__Recorded data__:
======

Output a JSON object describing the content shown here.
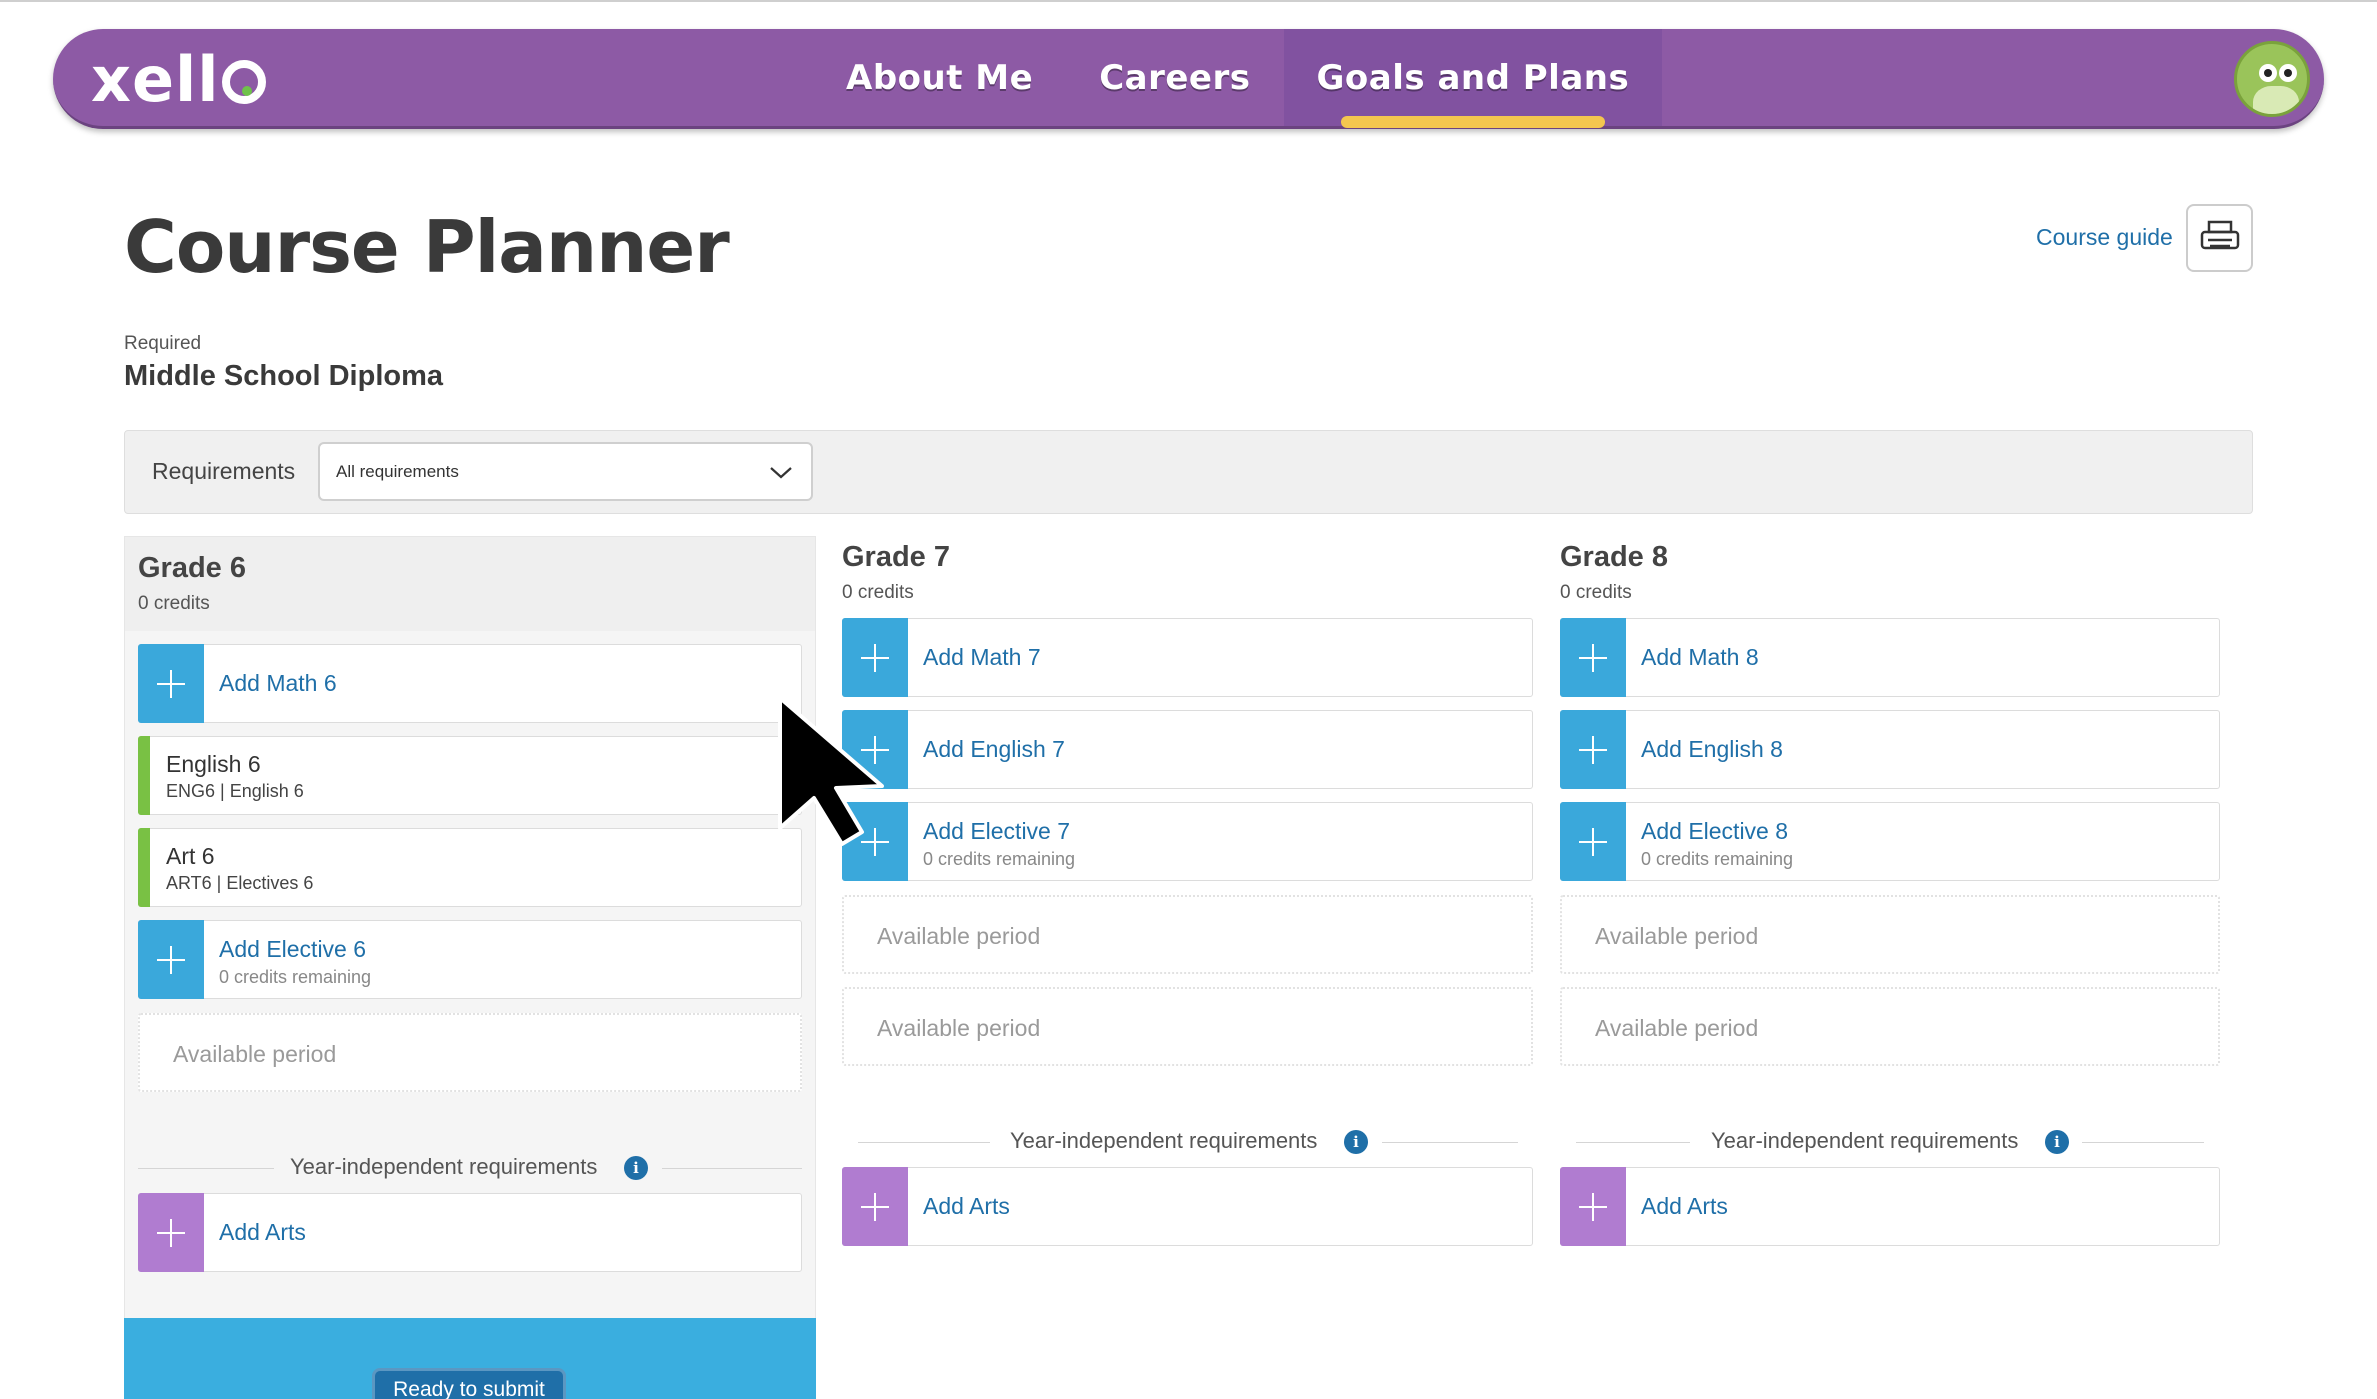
{
  "header": {
    "logo": "xello",
    "nav": [
      {
        "label": "About Me",
        "active": false
      },
      {
        "label": "Careers",
        "active": false
      },
      {
        "label": "Goals and Plans",
        "active": true
      }
    ]
  },
  "page": {
    "title": "Course Planner",
    "course_guide": "Course guide",
    "required_label": "Required",
    "diploma": "Middle School Diploma"
  },
  "filter": {
    "label": "Requirements",
    "selected": "All requirements"
  },
  "grades": [
    {
      "title": "Grade 6",
      "credits": "0 credits",
      "add_math": "Add Math 6",
      "course1": {
        "name": "English 6",
        "code": "ENG6 | English 6"
      },
      "course2": {
        "name": "Art 6",
        "code": "ART6 | Electives 6"
      },
      "add_elective": "Add Elective 6",
      "elective_sub": "0 credits remaining",
      "available": "Available period",
      "year_independent": "Year-independent requirements",
      "add_arts": "Add Arts"
    },
    {
      "title": "Grade 7",
      "credits": "0 credits",
      "add_math": "Add Math 7",
      "add_english": "Add English 7",
      "add_elective": "Add Elective 7",
      "elective_sub": "0 credits remaining",
      "available1": "Available period",
      "available2": "Available period",
      "year_independent": "Year-independent requirements",
      "add_arts": "Add Arts"
    },
    {
      "title": "Grade 8",
      "credits": "0 credits",
      "add_math": "Add Math 8",
      "add_english": "Add English 8",
      "add_elective": "Add Elective 8",
      "elective_sub": "0 credits remaining",
      "available1": "Available period",
      "available2": "Available period",
      "year_independent": "Year-independent requirements",
      "add_arts": "Add Arts"
    }
  ],
  "submit": {
    "label": "Ready to submit"
  },
  "colors": {
    "brand_purple": "#8d5aa5",
    "accent_blue": "#3aa8db",
    "link_blue": "#1f6fa8",
    "arts_purple": "#b07cd0",
    "course_green": "#79c144",
    "active_underline": "#f4c64f"
  },
  "icons": {
    "print": "printer-icon",
    "dropdown": "chevron-down-icon",
    "add": "plus-icon",
    "info": "info-icon",
    "cursor": "mouse-pointer-icon"
  }
}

======

__Exercise__: Retype every entry verbatim and exclude the pictures from the copy.

__Output of the exercise__:
Output a JSON object describing the content shown here.
{
  "header": {
    "logo": "xello",
    "nav": [
      {
        "label": "About Me",
        "active": false
      },
      {
        "label": "Careers",
        "active": false
      },
      {
        "label": "Goals and Plans",
        "active": true
      }
    ]
  },
  "page": {
    "title": "Course Planner",
    "course_guide": "Course guide",
    "required_label": "Required",
    "diploma": "Middle School Diploma"
  },
  "filter": {
    "label": "Requirements",
    "selected": "All requirements"
  },
  "grades": [
    {
      "title": "Grade 6",
      "credits": "0 credits",
      "add_math": "Add Math 6",
      "course1": {
        "name": "English 6",
        "code": "ENG6 | English 6"
      },
      "course2": {
        "name": "Art 6",
        "code": "ART6 | Electives 6"
      },
      "add_elective": "Add Elective 6",
      "elective_sub": "0 credits remaining",
      "available": "Available period",
      "year_independent": "Year-independent requirements",
      "add_arts": "Add Arts"
    },
    {
      "title": "Grade 7",
      "credits": "0 credits",
      "add_math": "Add Math 7",
      "add_english": "Add English 7",
      "add_elective": "Add Elective 7",
      "elective_sub": "0 credits remaining",
      "available1": "Available period",
      "available2": "Available period",
      "year_independent": "Year-independent requirements",
      "add_arts": "Add Arts"
    },
    {
      "title": "Grade 8",
      "credits": "0 credits",
      "add_math": "Add Math 8",
      "add_english": "Add English 8",
      "add_elective": "Add Elective 8",
      "elective_sub": "0 credits remaining",
      "available1": "Available period",
      "available2": "Available period",
      "year_independent": "Year-independent requirements",
      "add_arts": "Add Arts"
    }
  ],
  "submit": {
    "label": "Ready to submit"
  },
  "colors": {
    "brand_purple": "#8d5aa5",
    "accent_blue": "#3aa8db",
    "link_blue": "#1f6fa8",
    "arts_purple": "#b07cd0",
    "course_green": "#79c144",
    "active_underline": "#f4c64f"
  },
  "icons": {
    "print": "printer-icon",
    "dropdown": "chevron-down-icon",
    "add": "plus-icon",
    "info": "info-icon",
    "cursor": "mouse-pointer-icon"
  }
}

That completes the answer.